--- What to do ---
Copy out each line exactly as it appears.

Collection entries:
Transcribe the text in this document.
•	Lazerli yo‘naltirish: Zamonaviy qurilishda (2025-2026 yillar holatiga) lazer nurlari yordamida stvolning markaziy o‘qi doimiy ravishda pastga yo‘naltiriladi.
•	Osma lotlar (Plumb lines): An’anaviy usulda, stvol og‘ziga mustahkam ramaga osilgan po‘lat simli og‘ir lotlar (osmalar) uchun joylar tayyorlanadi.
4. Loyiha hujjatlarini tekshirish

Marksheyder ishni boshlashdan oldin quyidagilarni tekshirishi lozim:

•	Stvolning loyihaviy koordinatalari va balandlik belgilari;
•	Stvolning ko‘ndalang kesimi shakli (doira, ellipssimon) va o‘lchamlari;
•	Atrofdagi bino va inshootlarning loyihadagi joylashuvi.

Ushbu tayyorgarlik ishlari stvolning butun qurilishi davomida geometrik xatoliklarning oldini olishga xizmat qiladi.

--- Full solution ---
Transcribe the text in this document.
•	Lazerli yo‘naltirish: Zamonaviy qurilishda (2025-2026 yillar holatiga) lazer nurlari yordamida stvolning markaziy o‘qi doimiy ravishda pastga yo‘naltiriladi.
•	Osma lotlar (Plumb lines): An’anaviy usulda, stvol og‘ziga mustahkam ramaga osilgan po‘lat simli og‘ir lotlar (osmalar) uchun joylar tayyorlanadi.
4. Loyiha hujjatlarini tekshirish

Marksheyder ishni boshlashdan oldin quyidagilarni tekshirishi lozim:

•	Stvolning loyihaviy koordinatalari va balandlik belgilari;
•	Stvolning ko‘ndalang kesimi shakli (doira, ellipssimon) va o‘lchamlari;
•	Atrofdagi bino va inshootlarning loyihadagi joylashuvi.

Ushbu tayyorgarlik ishlari stvolning butun qurilishi davomida geometrik xatoliklarning oldini olishga xizmat qiladi.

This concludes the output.